• SET PROBLEM
Read the entries below and pull out each line with the string "this".

• DATA PROVIDED
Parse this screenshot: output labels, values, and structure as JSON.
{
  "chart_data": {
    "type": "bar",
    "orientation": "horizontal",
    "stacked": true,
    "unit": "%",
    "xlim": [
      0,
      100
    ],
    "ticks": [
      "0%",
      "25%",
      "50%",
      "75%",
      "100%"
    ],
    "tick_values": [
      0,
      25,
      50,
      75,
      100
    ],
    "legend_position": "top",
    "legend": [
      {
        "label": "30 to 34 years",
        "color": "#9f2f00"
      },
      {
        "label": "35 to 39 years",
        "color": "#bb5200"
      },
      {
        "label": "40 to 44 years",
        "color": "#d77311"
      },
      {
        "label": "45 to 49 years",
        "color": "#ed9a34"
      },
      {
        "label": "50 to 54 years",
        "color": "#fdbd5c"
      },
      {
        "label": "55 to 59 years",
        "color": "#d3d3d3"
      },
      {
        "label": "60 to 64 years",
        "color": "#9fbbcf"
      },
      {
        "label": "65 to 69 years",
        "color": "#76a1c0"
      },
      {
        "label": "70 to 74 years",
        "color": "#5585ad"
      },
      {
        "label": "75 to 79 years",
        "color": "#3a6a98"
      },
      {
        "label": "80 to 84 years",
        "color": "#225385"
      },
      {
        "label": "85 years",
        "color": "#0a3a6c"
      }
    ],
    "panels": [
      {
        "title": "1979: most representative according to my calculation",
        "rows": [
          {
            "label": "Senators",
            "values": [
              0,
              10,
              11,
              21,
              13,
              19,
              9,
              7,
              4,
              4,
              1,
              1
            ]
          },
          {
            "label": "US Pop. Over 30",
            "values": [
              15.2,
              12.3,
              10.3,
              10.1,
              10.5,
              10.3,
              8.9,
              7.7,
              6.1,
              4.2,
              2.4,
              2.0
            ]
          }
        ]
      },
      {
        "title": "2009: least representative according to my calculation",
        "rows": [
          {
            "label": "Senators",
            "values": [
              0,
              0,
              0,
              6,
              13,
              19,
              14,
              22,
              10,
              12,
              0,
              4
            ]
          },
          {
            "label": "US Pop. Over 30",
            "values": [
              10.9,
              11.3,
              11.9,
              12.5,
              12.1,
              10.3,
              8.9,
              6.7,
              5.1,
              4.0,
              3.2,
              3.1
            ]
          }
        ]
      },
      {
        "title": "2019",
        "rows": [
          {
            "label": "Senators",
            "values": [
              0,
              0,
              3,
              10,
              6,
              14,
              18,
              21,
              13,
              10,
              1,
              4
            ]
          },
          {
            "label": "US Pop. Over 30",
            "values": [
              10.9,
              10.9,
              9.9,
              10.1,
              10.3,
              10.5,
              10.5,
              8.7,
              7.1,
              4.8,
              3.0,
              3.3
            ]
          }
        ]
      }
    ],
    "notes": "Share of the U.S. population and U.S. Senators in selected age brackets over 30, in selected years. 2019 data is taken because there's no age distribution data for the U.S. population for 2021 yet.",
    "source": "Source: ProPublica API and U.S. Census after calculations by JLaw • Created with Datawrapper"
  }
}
--
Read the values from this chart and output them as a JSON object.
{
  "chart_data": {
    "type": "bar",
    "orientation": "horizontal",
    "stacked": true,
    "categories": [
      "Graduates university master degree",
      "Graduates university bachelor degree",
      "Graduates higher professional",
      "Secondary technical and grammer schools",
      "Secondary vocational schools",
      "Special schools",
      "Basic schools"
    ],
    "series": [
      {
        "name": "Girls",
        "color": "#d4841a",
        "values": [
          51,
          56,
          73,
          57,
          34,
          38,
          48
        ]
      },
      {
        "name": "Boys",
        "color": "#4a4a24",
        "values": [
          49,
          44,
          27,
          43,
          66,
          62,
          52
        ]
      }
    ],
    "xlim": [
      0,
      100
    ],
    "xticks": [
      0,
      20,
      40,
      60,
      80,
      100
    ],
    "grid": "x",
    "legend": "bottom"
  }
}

• EXERCISE RESPONSE
Parse this screenshot: output labels, values, and structure as JSON.
Read the values from this chart and output them as a JSON object.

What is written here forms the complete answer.